THE EXERCISE: Repeat all of the data precisely.

PROVIDED DATA:
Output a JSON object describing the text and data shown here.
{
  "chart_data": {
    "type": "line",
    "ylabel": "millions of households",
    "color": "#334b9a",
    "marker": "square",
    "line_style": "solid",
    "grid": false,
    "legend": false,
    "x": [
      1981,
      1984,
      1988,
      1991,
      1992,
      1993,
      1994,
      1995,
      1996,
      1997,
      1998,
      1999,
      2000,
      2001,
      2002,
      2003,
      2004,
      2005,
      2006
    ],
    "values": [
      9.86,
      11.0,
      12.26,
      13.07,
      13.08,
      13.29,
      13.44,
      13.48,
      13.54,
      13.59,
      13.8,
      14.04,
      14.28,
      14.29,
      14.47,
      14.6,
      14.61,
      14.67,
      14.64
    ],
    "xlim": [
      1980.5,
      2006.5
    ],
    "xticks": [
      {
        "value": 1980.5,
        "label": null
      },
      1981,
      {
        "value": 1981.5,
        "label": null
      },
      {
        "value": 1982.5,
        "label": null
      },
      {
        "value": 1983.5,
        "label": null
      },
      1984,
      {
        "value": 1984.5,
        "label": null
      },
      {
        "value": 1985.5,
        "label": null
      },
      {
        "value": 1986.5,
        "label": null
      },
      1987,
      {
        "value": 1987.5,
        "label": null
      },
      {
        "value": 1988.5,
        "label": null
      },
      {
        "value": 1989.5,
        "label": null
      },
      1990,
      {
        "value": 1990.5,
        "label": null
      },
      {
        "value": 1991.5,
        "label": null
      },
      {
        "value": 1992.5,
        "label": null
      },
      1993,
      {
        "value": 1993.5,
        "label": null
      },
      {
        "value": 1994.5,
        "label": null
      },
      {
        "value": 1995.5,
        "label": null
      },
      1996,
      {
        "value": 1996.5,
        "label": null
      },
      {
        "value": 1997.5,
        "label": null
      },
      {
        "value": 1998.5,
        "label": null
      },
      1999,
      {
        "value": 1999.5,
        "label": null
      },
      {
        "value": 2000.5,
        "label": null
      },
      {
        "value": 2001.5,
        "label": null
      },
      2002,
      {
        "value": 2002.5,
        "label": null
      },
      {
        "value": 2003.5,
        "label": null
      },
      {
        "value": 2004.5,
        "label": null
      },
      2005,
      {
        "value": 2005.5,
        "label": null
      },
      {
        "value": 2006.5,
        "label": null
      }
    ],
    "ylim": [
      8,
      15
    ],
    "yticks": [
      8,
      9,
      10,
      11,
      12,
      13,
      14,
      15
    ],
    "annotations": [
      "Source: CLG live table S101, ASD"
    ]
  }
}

FULL SOLUTION:
Output a JSON object describing the text and data shown here.
{
  "chart_data": {
    "type": "line",
    "ylabel": "millions of households",
    "color": "#334b9a",
    "marker": "square",
    "line_style": "solid",
    "grid": false,
    "legend": false,
    "x": [
      1981,
      1984,
      1988,
      1991,
      1992,
      1993,
      1994,
      1995,
      1996,
      1997,
      1998,
      1999,
      2000,
      2001,
      2002,
      2003,
      2004,
      2005,
      2006
    ],
    "values": [
      9.86,
      11.0,
      12.26,
      13.07,
      13.08,
      13.29,
      13.44,
      13.48,
      13.54,
      13.59,
      13.8,
      14.04,
      14.28,
      14.29,
      14.47,
      14.6,
      14.61,
      14.67,
      14.64
    ],
    "xlim": [
      1980.5,
      2006.5
    ],
    "xticks": [
      {
        "value": 1980.5,
        "label": null
      },
      1981,
      {
        "value": 1981.5,
        "label": null
      },
      {
        "value": 1982.5,
        "label": null
      },
      {
        "value": 1983.5,
        "label": null
      },
      1984,
      {
        "value": 1984.5,
        "label": null
      },
      {
        "value": 1985.5,
        "label": null
      },
      {
        "value": 1986.5,
        "label": null
      },
      1987,
      {
        "value": 1987.5,
        "label": null
      },
      {
        "value": 1988.5,
        "label": null
      },
      {
        "value": 1989.5,
        "label": null
      },
      1990,
      {
        "value": 1990.5,
        "label": null
      },
      {
        "value": 1991.5,
        "label": null
      },
      {
        "value": 1992.5,
        "label": null
      },
      1993,
      {
        "value": 1993.5,
        "label": null
      },
      {
        "value": 1994.5,
        "label": null
      },
      {
        "value": 1995.5,
        "label": null
      },
      1996,
      {
        "value": 1996.5,
        "label": null
      },
      {
        "value": 1997.5,
        "label": null
      },
      {
        "value": 1998.5,
        "label": null
      },
      1999,
      {
        "value": 1999.5,
        "label": null
      },
      {
        "value": 2000.5,
        "label": null
      },
      {
        "value": 2001.5,
        "label": null
      },
      2002,
      {
        "value": 2002.5,
        "label": null
      },
      {
        "value": 2003.5,
        "label": null
      },
      {
        "value": 2004.5,
        "label": null
      },
      2005,
      {
        "value": 2005.5,
        "label": null
      },
      {
        "value": 2006.5,
        "label": null
      }
    ],
    "ylim": [
      8,
      15
    ],
    "yticks": [
      8,
      9,
      10,
      11,
      12,
      13,
      14,
      15
    ],
    "annotations": [
      "Source: CLG live table S101, ASD"
    ]
  }
}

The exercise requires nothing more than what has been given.